## BEGIN EXTRACTED INFORMATION
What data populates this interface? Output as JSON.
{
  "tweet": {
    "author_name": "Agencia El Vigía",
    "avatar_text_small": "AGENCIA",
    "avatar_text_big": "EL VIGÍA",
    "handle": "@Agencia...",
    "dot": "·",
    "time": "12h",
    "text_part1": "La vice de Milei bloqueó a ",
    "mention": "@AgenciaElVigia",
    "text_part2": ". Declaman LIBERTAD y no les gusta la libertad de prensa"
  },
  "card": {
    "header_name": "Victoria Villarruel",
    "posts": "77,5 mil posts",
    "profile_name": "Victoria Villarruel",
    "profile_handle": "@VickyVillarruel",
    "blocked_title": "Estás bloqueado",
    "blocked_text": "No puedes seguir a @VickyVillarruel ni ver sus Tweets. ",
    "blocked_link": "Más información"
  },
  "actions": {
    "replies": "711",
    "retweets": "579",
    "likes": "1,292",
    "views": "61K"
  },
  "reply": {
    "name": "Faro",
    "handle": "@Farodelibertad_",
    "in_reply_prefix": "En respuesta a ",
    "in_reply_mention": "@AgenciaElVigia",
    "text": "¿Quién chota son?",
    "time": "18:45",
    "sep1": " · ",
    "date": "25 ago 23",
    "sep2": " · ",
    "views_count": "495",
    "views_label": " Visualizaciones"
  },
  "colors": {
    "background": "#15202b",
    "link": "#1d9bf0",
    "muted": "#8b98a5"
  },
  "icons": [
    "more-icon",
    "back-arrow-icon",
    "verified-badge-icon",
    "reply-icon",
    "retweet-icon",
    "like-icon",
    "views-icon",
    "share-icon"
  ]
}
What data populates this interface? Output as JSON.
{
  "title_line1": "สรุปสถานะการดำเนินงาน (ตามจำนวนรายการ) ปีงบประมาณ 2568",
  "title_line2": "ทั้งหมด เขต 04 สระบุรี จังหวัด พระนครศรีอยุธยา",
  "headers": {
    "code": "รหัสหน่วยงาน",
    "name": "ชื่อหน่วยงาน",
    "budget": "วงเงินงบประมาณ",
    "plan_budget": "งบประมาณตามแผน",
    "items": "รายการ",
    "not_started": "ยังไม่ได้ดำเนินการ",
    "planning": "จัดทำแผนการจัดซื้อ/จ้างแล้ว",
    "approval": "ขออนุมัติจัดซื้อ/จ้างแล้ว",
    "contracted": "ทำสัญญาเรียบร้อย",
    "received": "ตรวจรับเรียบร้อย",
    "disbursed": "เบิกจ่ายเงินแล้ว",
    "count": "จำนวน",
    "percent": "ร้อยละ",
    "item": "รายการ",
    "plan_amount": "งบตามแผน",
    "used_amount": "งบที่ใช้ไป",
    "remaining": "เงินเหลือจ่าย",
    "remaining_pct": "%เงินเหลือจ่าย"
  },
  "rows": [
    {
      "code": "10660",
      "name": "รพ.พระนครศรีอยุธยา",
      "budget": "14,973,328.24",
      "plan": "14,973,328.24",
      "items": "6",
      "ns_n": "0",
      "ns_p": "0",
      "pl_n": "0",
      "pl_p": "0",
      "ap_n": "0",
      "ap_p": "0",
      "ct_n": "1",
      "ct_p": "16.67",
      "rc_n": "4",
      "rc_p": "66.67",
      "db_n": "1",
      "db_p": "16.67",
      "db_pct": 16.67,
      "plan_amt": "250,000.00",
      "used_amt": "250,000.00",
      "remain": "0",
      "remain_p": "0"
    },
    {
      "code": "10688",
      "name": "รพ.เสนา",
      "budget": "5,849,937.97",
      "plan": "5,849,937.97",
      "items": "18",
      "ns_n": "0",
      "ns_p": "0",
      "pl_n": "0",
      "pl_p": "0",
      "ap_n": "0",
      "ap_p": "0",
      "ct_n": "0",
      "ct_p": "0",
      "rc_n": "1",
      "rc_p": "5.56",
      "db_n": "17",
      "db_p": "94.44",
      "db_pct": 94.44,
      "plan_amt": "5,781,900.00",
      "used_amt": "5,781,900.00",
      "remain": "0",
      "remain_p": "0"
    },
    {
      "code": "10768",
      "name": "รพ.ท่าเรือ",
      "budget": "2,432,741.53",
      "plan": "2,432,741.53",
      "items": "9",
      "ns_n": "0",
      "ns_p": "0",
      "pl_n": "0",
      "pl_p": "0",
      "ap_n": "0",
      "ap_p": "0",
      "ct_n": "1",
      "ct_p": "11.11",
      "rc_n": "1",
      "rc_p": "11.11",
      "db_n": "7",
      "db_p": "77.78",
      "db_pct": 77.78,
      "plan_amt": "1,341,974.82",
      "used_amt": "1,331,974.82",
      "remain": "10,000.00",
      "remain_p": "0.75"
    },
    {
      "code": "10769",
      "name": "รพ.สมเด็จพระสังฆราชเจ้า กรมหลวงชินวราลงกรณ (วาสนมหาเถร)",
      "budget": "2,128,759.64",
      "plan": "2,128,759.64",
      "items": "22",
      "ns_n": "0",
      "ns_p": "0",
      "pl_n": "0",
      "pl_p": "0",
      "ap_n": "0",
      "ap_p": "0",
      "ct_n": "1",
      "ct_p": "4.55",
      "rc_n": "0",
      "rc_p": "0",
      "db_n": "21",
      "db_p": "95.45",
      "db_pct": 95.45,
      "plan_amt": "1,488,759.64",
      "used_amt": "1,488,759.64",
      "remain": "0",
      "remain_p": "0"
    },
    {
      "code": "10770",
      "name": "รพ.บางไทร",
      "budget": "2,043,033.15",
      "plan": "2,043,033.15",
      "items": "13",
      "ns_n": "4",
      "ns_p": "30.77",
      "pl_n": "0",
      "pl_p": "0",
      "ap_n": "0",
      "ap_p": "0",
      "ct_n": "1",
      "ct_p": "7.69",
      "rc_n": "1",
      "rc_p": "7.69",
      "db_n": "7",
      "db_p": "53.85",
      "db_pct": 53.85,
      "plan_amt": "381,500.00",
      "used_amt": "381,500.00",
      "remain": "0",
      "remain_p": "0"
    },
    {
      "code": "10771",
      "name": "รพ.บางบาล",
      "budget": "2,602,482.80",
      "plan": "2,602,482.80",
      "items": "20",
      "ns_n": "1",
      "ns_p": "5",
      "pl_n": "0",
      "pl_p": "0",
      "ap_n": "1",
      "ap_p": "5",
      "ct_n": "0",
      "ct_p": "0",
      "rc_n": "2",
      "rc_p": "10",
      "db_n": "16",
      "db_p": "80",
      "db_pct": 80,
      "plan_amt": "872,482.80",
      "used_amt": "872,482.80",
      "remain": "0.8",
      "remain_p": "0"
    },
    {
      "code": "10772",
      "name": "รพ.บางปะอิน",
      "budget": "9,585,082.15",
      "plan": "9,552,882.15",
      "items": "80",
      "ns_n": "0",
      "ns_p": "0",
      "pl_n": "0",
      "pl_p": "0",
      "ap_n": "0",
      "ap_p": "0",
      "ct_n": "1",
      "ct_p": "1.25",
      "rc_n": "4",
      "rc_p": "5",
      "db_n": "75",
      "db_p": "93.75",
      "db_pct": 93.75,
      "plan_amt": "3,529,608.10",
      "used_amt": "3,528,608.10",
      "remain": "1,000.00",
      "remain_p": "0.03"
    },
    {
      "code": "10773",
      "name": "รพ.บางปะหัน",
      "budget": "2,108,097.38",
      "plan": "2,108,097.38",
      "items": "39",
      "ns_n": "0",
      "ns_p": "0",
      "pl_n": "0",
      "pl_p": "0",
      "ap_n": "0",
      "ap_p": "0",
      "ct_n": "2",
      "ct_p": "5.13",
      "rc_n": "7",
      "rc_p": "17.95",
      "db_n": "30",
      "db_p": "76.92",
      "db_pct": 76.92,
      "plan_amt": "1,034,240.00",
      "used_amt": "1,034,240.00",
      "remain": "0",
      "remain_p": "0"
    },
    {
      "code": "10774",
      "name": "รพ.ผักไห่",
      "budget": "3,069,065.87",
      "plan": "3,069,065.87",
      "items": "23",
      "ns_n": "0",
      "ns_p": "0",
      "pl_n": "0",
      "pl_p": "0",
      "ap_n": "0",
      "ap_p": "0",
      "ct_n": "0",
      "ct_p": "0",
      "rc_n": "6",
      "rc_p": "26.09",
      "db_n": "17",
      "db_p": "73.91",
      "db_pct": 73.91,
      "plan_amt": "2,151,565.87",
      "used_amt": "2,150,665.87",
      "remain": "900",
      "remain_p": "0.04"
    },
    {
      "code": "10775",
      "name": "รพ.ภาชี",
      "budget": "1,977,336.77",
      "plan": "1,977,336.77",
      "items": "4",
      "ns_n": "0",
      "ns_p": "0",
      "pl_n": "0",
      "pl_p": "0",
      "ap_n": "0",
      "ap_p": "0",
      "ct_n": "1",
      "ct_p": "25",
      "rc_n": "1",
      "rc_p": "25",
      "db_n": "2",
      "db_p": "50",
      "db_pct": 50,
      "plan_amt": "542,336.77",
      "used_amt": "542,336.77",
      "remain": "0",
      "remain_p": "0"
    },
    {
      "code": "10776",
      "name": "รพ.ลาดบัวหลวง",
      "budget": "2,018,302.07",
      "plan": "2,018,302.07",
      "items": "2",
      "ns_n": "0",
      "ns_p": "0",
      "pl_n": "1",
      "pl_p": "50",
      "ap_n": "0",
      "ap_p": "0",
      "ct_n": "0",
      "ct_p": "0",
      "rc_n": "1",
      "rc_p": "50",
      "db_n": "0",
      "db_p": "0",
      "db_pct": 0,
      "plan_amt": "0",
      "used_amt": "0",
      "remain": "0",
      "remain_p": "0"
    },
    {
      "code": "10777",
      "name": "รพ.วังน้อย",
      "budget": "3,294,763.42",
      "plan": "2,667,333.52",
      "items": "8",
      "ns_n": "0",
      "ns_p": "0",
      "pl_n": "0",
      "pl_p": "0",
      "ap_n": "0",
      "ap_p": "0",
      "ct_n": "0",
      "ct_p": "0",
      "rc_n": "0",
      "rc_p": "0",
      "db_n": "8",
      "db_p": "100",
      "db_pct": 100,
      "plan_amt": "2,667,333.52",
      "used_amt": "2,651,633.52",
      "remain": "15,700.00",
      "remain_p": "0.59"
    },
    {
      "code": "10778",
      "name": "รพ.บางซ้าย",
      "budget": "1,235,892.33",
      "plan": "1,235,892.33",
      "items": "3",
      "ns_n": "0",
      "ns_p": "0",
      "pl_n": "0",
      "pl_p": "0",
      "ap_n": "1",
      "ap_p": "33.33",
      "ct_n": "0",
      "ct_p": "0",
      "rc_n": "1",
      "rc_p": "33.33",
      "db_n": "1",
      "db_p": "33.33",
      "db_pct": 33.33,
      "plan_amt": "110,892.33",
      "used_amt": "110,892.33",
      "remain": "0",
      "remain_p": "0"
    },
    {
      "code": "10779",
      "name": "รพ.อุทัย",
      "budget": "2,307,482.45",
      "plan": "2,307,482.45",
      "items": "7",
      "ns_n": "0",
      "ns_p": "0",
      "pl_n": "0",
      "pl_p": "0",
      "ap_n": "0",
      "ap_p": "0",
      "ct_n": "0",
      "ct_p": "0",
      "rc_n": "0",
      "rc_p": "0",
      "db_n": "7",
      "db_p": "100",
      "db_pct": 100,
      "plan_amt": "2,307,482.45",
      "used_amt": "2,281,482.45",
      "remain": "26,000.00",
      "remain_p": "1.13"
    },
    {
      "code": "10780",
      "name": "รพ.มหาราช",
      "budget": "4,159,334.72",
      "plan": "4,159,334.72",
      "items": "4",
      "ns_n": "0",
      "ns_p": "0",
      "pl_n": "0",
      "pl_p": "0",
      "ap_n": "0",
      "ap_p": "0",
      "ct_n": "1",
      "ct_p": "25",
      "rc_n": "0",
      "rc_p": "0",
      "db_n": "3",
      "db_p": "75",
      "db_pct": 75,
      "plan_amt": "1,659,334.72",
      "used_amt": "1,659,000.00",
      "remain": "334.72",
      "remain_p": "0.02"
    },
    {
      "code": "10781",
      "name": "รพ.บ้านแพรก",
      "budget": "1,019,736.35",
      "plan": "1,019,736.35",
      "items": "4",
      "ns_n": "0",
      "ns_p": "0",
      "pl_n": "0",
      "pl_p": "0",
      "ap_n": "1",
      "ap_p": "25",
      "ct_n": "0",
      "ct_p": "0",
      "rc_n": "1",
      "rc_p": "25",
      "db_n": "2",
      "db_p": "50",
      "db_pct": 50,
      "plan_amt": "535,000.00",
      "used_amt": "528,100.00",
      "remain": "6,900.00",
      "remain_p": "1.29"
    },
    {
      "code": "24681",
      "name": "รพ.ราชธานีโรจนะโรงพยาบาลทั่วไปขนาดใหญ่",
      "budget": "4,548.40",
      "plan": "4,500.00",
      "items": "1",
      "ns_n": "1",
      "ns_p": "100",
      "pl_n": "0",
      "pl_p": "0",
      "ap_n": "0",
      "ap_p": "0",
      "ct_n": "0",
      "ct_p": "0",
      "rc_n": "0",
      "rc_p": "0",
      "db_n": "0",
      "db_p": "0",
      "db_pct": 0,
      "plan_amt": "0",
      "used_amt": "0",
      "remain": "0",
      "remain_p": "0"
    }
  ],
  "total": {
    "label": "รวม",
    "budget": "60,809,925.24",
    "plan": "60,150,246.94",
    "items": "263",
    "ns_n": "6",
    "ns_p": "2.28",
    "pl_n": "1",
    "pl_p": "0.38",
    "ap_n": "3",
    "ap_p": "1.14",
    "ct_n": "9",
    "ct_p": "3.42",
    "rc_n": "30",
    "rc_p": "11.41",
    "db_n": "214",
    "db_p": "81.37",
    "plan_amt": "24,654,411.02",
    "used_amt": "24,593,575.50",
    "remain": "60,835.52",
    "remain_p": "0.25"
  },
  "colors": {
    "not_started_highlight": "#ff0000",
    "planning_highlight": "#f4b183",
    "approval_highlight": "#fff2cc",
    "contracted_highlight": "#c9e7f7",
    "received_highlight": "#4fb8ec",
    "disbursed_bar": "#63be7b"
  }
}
## END EXTRACTED INFORMATION
EXERCISE PROMPT:
In the listing above, find the lines holding the word "นเหล" and copy them.

SOLUTION FOR THIS TASK:
    "remaining": "เงินเหลือจ่าย",
    "remaining_pct": "%เงินเหลือจ่าย"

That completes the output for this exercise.